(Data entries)
════

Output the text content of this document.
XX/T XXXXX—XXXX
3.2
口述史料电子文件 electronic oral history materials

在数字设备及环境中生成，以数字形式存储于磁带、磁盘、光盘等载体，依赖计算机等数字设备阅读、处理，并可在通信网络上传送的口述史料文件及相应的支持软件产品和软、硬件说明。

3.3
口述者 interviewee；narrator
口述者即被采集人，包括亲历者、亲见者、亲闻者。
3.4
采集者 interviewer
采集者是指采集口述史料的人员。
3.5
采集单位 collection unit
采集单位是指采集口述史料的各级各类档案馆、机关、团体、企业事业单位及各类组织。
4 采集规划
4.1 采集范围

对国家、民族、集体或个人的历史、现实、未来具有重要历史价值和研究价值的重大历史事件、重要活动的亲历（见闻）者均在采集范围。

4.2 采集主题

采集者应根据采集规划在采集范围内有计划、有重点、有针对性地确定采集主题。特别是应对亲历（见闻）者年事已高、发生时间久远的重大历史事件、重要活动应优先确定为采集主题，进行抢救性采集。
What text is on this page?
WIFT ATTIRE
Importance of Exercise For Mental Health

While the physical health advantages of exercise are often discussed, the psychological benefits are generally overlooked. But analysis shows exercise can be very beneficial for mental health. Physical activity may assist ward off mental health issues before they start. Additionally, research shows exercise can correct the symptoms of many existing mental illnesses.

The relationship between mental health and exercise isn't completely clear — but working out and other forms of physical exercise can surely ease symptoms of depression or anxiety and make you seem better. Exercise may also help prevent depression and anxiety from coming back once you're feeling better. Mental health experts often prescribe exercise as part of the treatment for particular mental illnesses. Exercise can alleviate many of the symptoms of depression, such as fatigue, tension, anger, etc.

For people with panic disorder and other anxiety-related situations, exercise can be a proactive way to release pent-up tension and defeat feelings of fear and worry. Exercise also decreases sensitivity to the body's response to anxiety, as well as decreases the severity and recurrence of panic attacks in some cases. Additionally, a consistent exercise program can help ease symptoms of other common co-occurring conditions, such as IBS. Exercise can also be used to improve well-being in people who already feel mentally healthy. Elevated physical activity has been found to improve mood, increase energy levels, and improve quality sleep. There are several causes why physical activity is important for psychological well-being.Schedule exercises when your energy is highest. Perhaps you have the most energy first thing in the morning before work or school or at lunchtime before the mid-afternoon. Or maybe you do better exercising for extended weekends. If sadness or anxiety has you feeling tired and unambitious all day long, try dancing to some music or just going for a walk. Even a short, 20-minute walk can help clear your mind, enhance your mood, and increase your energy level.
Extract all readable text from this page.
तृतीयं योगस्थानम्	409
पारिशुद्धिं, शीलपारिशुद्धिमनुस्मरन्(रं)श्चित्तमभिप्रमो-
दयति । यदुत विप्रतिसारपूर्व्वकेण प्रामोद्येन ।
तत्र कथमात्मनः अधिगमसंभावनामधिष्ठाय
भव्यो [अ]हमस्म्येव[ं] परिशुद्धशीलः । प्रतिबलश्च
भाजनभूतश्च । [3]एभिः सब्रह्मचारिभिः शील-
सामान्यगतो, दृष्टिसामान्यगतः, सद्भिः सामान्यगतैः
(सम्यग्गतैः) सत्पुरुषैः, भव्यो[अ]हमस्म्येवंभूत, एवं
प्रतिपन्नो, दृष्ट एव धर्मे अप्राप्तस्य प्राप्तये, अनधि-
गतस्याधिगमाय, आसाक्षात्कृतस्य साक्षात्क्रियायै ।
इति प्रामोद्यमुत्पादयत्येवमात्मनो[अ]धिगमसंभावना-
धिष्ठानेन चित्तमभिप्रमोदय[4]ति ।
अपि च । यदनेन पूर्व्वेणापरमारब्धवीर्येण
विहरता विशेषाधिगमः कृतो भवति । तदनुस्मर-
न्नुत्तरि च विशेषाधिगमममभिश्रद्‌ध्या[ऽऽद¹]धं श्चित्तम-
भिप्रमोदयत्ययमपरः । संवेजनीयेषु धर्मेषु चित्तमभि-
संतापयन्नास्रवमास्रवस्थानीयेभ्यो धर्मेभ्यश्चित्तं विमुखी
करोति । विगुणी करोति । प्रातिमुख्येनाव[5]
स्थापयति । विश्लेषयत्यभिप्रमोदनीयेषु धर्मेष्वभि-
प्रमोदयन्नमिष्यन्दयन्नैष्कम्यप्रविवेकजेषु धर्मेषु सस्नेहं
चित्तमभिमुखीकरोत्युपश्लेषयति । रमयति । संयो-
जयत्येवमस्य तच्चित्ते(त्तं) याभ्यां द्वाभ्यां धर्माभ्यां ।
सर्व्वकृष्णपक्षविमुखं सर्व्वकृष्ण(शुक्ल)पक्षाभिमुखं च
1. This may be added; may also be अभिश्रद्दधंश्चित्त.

════

> Task: From the listing above, copy every line that holds the string "text".

> Complete output:
Output the text content of this document.
What text is on this page?
Extract all readable text from this page.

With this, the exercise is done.